Prompt:
Locate the string "JSON" in the records below. Copy every line where it occurs.

=== Available records ===

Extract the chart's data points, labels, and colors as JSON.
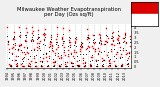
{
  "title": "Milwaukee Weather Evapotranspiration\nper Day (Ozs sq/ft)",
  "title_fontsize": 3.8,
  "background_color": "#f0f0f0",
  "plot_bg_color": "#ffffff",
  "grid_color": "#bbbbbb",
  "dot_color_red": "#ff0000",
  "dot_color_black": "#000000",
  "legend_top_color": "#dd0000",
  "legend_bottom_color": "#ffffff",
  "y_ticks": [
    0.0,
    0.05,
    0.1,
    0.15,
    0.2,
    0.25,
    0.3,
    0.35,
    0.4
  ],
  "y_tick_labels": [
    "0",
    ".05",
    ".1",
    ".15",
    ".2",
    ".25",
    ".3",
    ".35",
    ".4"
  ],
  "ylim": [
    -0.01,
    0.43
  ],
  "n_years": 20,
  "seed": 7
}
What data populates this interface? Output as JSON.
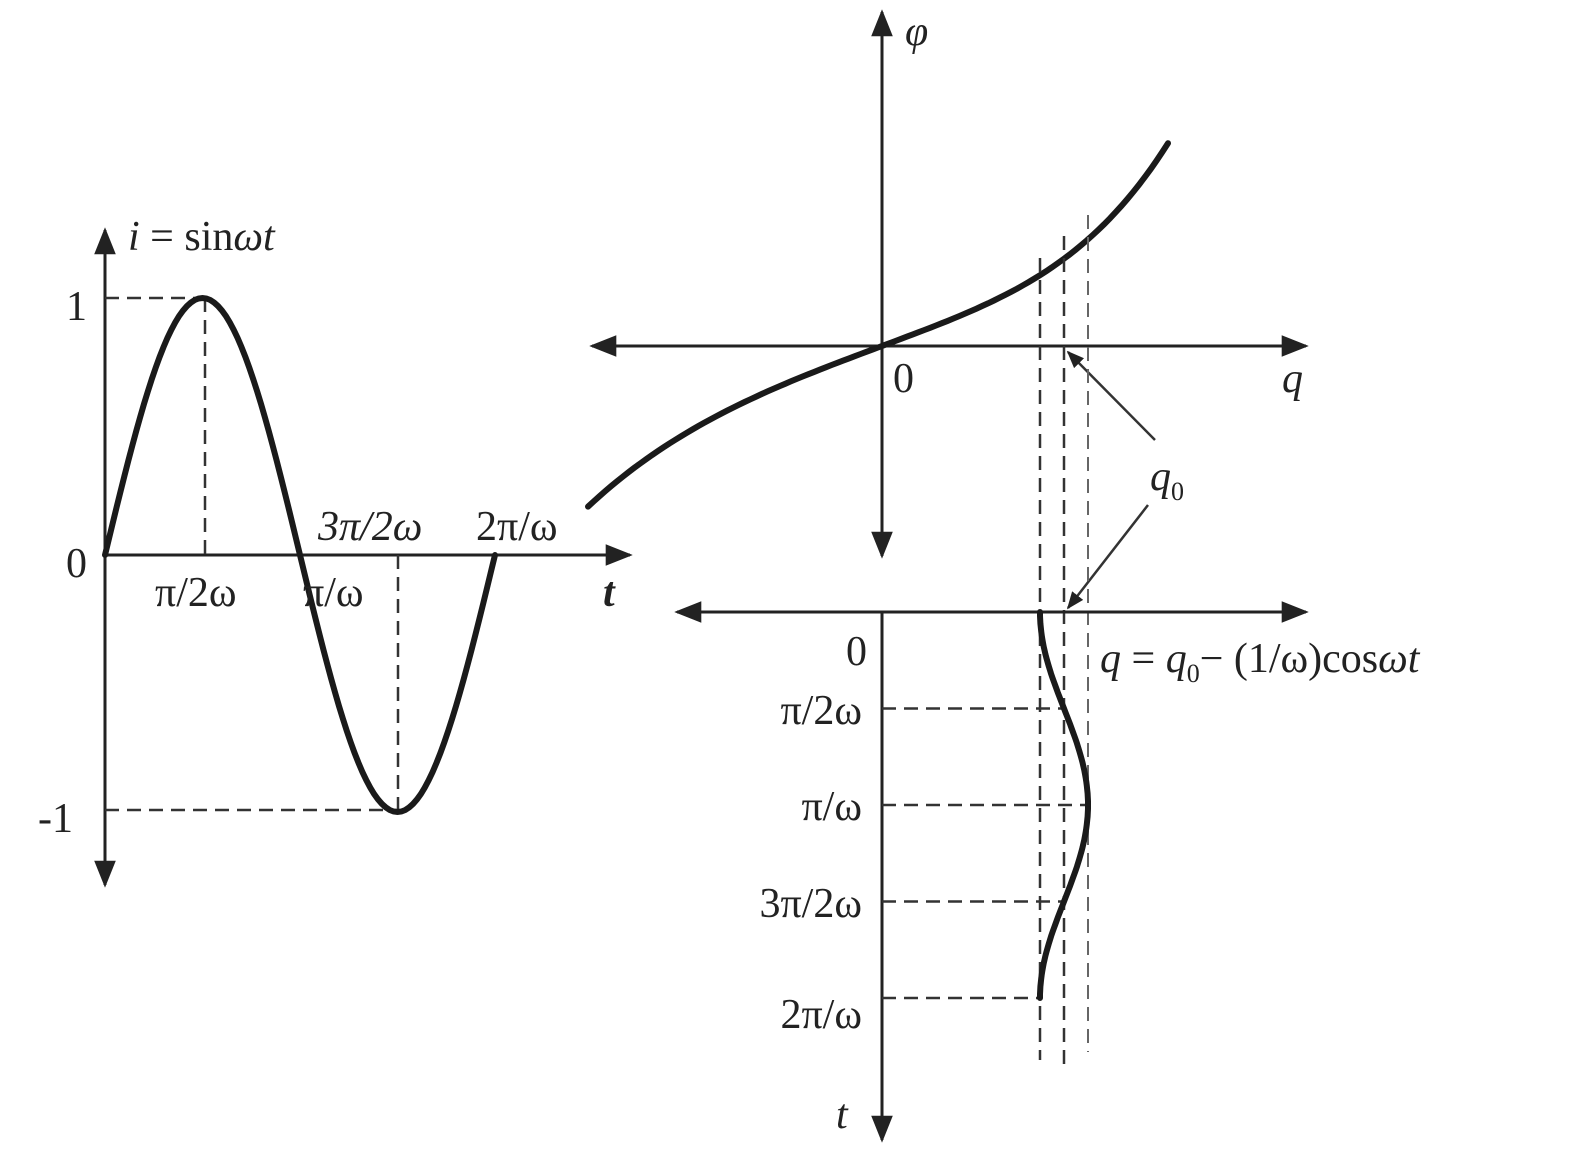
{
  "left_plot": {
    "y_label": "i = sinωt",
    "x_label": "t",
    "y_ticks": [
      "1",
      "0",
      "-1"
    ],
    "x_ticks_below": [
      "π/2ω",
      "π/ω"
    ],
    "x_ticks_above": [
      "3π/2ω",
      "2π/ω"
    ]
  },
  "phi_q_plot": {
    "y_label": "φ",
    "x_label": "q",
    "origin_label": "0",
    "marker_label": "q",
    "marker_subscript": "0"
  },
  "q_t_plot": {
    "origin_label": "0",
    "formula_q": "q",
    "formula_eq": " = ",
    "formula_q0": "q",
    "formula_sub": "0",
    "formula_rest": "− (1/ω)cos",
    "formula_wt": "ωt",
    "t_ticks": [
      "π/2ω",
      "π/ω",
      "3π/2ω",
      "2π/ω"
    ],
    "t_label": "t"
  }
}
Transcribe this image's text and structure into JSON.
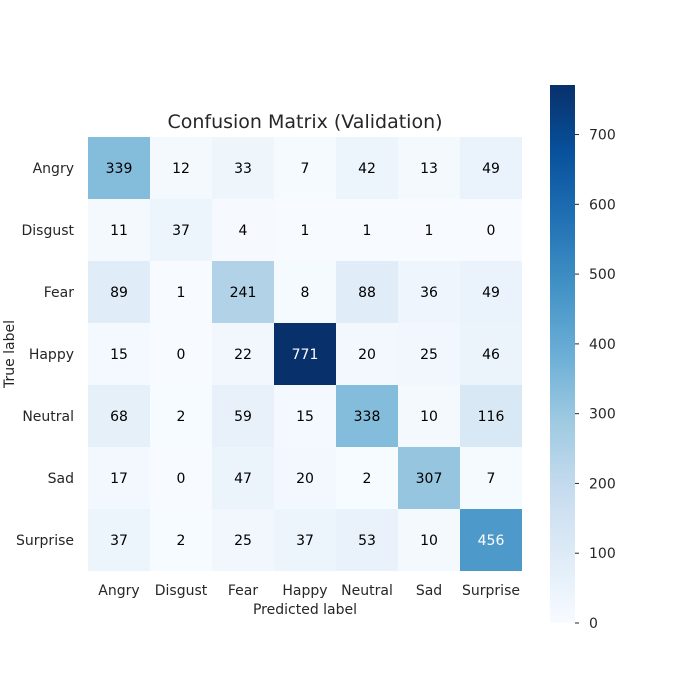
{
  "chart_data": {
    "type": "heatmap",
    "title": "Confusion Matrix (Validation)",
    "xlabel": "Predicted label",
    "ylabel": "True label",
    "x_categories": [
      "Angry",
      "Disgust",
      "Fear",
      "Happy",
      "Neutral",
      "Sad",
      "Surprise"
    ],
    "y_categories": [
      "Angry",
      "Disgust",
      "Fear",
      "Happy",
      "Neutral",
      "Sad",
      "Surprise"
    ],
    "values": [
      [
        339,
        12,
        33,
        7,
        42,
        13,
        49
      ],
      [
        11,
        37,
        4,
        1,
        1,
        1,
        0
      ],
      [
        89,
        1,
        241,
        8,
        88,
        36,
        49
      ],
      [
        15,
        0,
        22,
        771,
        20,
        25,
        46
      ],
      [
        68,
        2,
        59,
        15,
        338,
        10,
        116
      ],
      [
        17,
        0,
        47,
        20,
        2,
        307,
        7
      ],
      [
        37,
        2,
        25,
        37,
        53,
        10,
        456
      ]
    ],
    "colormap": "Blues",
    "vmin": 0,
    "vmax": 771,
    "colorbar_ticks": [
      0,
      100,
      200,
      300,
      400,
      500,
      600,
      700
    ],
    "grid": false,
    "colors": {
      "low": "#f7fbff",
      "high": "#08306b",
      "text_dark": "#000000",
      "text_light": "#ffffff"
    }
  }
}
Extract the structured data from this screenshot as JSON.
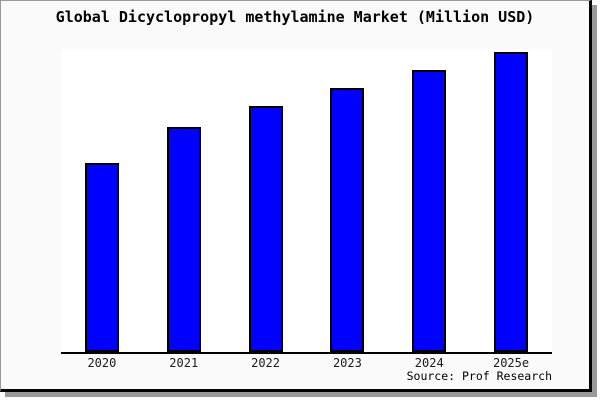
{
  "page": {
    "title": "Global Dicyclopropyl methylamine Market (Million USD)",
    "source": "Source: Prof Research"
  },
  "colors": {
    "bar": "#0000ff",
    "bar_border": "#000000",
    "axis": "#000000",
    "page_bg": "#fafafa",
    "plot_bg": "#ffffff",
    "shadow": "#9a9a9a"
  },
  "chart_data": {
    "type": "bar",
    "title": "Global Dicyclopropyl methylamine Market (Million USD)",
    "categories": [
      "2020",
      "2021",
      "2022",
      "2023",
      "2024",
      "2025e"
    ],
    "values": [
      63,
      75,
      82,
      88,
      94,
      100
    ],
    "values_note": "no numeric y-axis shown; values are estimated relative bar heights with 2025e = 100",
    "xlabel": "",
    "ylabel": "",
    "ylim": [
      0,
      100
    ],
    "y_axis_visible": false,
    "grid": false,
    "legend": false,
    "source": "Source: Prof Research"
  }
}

===

Task solution:
Extract the chart's data points, labels, and colors as JSON.
What data populates this interface? Output as JSON.
Transcribe this image's text and structure into JSON.
Extract the structured data from this screenshot as JSON.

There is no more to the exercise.